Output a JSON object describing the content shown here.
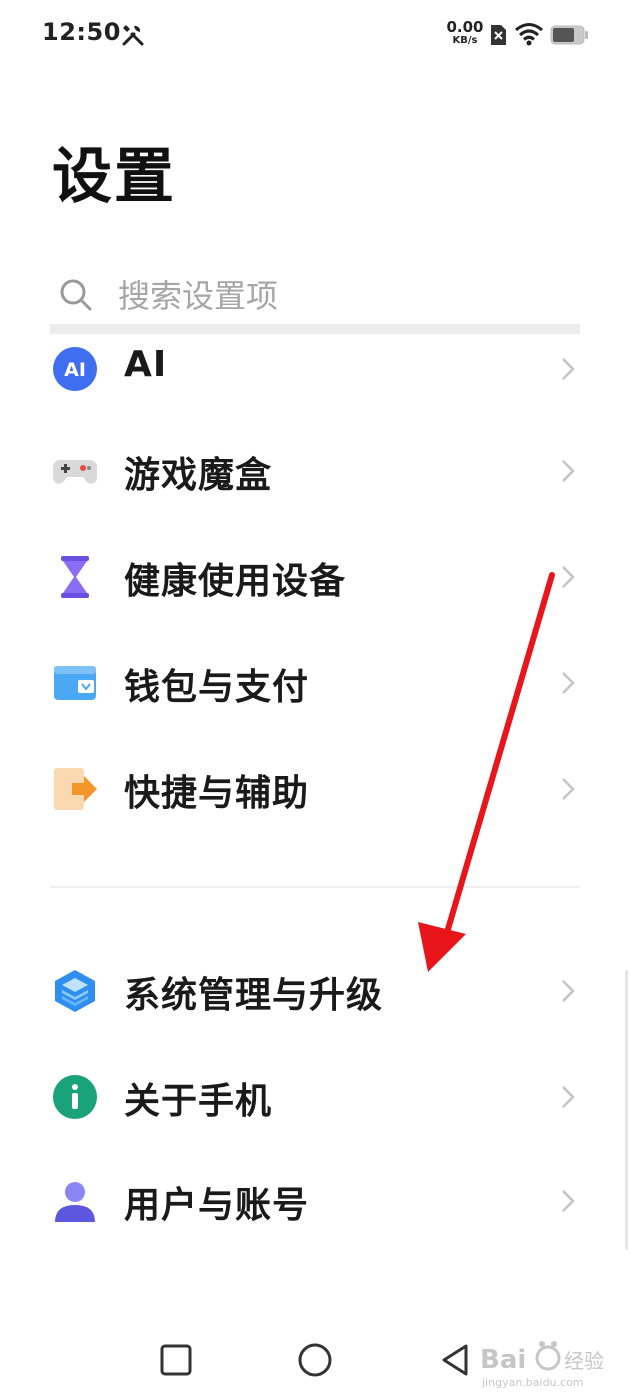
{
  "status_bar": {
    "time": "12:50",
    "net_speed_value": "0.00",
    "net_speed_unit": "KB/s",
    "icons": [
      "tools-icon",
      "sim-off-icon",
      "wifi-icon",
      "battery-icon"
    ]
  },
  "page_title": "设置",
  "search": {
    "placeholder": "搜索设置项",
    "value": ""
  },
  "menu": [
    {
      "label": "AI",
      "icon": "ai-icon",
      "icon_text": "AI",
      "color": "#3f6ff0"
    },
    {
      "label": "游戏魔盒",
      "icon": "gamepad-icon",
      "color": "#d8d8d8"
    },
    {
      "label": "健康使用设备",
      "icon": "hourglass-icon",
      "color": "#7b5cf0"
    },
    {
      "label": "钱包与支付",
      "icon": "wallet-icon",
      "color": "#3aa0f0"
    },
    {
      "label": "快捷与辅助",
      "icon": "shortcut-icon",
      "color": "#f5a23a"
    },
    {
      "label": "系统管理与升级",
      "icon": "layers-icon",
      "color": "#2f8ff0"
    },
    {
      "label": "关于手机",
      "icon": "info-icon",
      "color": "#1aa37a"
    },
    {
      "label": "用户与账号",
      "icon": "user-icon",
      "color": "#6b66e6"
    }
  ],
  "nav": [
    "recents-button",
    "home-button",
    "back-button"
  ],
  "colors": {
    "annotation_arrow": "#e8161b",
    "chevron": "#c4c4c4"
  }
}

···

> **Objective**
Print the full listing exactly, dropping the pictures.

> **Solved exercise**
Output a JSON object describing the content shown here.
{
  "status_bar": {
    "time": "12:50",
    "net_speed_value": "0.00",
    "net_speed_unit": "KB/s",
    "icons": [
      "tools-icon",
      "sim-off-icon",
      "wifi-icon",
      "battery-icon"
    ]
  },
  "page_title": "设置",
  "search": {
    "placeholder": "搜索设置项",
    "value": ""
  },
  "menu": [
    {
      "label": "AI",
      "icon": "ai-icon",
      "icon_text": "AI",
      "color": "#3f6ff0"
    },
    {
      "label": "游戏魔盒",
      "icon": "gamepad-icon",
      "color": "#d8d8d8"
    },
    {
      "label": "健康使用设备",
      "icon": "hourglass-icon",
      "color": "#7b5cf0"
    },
    {
      "label": "钱包与支付",
      "icon": "wallet-icon",
      "color": "#3aa0f0"
    },
    {
      "label": "快捷与辅助",
      "icon": "shortcut-icon",
      "color": "#f5a23a"
    },
    {
      "label": "系统管理与升级",
      "icon": "layers-icon",
      "color": "#2f8ff0"
    },
    {
      "label": "关于手机",
      "icon": "info-icon",
      "color": "#1aa37a"
    },
    {
      "label": "用户与账号",
      "icon": "user-icon",
      "color": "#6b66e6"
    }
  ],
  "nav": [
    "recents-button",
    "home-button",
    "back-button"
  ],
  "colors": {
    "annotation_arrow": "#e8161b",
    "chevron": "#c4c4c4"
  }
}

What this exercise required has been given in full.